Pouvez-vous réécrire plus brièvement le paragraphe de l'extrait qui commence par « Cette cellule est quand-même », en conservant ses faits principaux ?

• Extrait du document:
+-------+
Je m'approche de la sortie. Je n'arrive pas encore à mettre la main sur la clé, mes mains tremblent encore un peu, mais il est clair que je ne m'en suis jamais autant rapproché que maintenant.

La porte m'est apparue lorsque j'ai essayé de répondre à la question suivante: "Avec quels yeux est-ce que je vois le monde?" et que la réponse, qui s'est imposée à moi dans toute son évidence: "les miens, bien sur!" m'avait bien éclairé, tellement elle m'apparaissait naturelle, mais qu'en même temps, elle me renseignait d'une façon radicale sur l'étroitesse de mon point de vue.

C'est ça la clé: je ne vois encore le monde que via mes deux seuls yeux. C'est comme si j'étais  ma propre cellule de prison, et que je ne voyais le monde que des deux fentes dans le mur que seraient mes yeux.

Cette cellule est quand-même une merveille d'astuce et de ruse. C'est un dédale inxetricable de couloirs, de souterrains, de chambres, de ruines, d'escaliers, d'impasses et de cours extérieures; elle a l'exacte dimension de mon corps; et il va faire trente et deux ans que j'y vis, c'est à dire depuis toujours.

Et si je ne parvenais jamais à en sortir, c'est parce que je ne savais même pas que j'y étais enfermé.
+-------+
• Extraits du listing:
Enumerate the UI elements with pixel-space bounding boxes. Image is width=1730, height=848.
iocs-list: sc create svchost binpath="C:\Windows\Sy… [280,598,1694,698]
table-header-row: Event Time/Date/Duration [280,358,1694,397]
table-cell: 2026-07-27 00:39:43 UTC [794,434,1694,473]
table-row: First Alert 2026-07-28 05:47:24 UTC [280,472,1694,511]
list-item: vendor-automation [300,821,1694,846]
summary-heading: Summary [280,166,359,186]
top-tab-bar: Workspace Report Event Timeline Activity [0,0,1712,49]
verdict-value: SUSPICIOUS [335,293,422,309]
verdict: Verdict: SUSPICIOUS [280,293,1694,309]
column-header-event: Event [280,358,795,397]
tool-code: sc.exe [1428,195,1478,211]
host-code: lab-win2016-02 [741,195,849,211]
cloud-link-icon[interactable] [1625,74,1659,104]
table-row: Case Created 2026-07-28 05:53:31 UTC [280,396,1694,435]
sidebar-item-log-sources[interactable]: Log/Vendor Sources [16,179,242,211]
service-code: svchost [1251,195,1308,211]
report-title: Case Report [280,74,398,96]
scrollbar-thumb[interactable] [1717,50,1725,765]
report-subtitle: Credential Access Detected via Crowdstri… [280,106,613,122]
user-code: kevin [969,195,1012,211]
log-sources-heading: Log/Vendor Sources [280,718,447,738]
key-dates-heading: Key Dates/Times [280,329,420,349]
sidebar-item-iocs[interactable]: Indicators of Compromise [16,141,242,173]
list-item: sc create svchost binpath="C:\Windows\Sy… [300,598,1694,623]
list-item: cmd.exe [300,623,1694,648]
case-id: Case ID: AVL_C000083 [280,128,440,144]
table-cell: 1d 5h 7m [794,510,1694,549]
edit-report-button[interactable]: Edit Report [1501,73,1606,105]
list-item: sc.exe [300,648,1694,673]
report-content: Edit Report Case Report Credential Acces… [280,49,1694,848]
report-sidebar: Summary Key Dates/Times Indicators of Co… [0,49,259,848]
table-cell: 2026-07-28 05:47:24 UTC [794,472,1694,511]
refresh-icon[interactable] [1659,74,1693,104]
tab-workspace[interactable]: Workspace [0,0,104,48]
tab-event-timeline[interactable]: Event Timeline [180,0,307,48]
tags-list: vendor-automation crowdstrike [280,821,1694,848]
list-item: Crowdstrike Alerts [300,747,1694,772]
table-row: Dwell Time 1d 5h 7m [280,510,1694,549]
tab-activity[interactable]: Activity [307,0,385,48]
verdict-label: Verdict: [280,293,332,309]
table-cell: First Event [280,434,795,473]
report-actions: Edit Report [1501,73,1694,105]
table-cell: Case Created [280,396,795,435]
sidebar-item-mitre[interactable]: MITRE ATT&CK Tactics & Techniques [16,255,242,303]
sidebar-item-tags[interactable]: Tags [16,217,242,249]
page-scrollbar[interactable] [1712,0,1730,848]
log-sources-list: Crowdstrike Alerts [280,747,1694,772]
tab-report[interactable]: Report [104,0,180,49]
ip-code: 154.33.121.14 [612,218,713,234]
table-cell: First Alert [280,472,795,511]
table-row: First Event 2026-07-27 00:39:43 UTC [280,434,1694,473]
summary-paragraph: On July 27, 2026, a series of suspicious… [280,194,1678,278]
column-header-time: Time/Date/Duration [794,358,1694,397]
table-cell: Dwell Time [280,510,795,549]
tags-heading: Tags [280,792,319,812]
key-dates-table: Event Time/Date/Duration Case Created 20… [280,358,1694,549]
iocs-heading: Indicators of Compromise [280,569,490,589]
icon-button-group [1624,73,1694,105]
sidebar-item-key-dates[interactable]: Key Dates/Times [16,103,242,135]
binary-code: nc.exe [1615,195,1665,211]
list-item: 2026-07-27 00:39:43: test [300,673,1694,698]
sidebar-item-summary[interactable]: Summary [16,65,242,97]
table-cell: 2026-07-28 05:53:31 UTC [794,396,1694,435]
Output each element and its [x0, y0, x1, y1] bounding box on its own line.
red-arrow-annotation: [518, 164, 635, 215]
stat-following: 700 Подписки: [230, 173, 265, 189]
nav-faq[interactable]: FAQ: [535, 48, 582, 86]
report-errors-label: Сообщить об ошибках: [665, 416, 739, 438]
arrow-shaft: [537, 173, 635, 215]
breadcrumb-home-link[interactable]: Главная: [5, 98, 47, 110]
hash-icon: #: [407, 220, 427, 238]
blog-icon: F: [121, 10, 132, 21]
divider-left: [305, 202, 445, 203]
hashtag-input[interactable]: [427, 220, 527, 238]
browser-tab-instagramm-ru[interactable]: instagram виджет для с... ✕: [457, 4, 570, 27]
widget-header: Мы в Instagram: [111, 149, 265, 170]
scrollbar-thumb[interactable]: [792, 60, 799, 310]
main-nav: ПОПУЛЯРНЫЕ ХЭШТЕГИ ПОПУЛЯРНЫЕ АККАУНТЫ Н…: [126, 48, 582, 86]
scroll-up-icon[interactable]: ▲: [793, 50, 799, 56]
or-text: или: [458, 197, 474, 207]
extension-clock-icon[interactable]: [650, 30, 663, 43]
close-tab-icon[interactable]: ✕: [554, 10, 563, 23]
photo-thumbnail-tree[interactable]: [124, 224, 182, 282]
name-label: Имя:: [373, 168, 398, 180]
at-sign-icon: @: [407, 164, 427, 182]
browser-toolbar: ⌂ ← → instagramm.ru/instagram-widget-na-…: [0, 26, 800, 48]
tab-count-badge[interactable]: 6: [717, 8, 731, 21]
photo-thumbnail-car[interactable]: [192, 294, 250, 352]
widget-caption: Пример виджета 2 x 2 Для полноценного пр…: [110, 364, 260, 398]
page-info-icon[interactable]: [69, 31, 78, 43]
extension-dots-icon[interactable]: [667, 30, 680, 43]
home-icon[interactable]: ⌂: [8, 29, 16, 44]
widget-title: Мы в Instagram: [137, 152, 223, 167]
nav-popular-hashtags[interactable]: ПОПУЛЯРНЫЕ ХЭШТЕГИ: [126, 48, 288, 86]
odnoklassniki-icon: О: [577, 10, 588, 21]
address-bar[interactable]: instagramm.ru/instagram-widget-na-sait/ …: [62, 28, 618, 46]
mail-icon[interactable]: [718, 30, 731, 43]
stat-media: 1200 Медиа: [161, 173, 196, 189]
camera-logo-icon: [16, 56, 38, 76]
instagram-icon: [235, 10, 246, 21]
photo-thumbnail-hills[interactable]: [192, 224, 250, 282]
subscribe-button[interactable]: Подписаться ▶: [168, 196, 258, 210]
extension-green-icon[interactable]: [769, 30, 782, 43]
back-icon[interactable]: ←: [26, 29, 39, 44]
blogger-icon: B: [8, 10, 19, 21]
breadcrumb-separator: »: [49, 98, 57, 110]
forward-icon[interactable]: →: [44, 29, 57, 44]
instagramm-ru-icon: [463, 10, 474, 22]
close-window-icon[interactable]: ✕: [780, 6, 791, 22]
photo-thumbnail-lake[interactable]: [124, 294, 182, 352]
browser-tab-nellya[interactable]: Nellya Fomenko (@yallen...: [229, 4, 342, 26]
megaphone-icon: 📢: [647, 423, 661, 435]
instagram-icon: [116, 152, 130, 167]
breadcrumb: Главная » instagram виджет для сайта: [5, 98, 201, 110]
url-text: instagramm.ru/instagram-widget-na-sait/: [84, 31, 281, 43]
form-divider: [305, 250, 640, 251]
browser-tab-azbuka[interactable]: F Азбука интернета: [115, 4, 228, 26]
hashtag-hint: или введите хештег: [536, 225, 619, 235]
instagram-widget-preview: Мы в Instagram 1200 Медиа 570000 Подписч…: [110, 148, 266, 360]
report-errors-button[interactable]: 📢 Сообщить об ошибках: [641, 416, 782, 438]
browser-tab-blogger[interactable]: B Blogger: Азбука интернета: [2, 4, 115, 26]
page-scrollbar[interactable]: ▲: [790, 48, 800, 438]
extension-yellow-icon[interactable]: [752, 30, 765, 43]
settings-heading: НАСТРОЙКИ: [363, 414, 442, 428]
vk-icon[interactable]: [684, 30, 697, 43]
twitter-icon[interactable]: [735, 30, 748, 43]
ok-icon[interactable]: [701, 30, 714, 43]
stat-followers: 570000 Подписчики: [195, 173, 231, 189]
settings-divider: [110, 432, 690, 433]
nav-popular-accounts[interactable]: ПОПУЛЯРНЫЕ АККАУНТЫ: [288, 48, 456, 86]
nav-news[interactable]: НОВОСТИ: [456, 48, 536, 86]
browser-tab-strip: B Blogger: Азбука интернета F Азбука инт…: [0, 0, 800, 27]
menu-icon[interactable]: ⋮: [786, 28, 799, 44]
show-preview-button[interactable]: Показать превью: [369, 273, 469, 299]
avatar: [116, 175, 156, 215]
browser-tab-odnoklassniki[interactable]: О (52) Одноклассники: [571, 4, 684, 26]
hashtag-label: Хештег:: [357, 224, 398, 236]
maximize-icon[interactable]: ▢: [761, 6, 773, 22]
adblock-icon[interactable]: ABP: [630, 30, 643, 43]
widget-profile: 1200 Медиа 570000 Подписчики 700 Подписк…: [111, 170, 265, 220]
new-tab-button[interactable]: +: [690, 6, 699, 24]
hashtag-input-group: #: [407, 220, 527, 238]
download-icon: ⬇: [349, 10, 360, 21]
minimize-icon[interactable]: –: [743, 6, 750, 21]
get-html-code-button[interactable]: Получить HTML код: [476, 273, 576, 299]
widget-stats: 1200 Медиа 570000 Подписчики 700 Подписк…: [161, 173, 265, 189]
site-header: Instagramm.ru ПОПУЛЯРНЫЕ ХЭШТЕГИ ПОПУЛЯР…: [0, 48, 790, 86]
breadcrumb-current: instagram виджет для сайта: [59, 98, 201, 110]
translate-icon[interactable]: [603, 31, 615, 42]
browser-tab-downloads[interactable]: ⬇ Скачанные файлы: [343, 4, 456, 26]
+-------+
• Réponse rédigée:
Cette cellule, pleine d'astuce et de ruse, est un labyrinthe de couloirs, de souterrains, de chambres, de ruines, d'escaliers, d'impasses et de cours extérieures. Elle a exactement la taille de mon corps, et j'y vis depuis bientôt trente-deux ans, c'est-à-dire depuis toujours.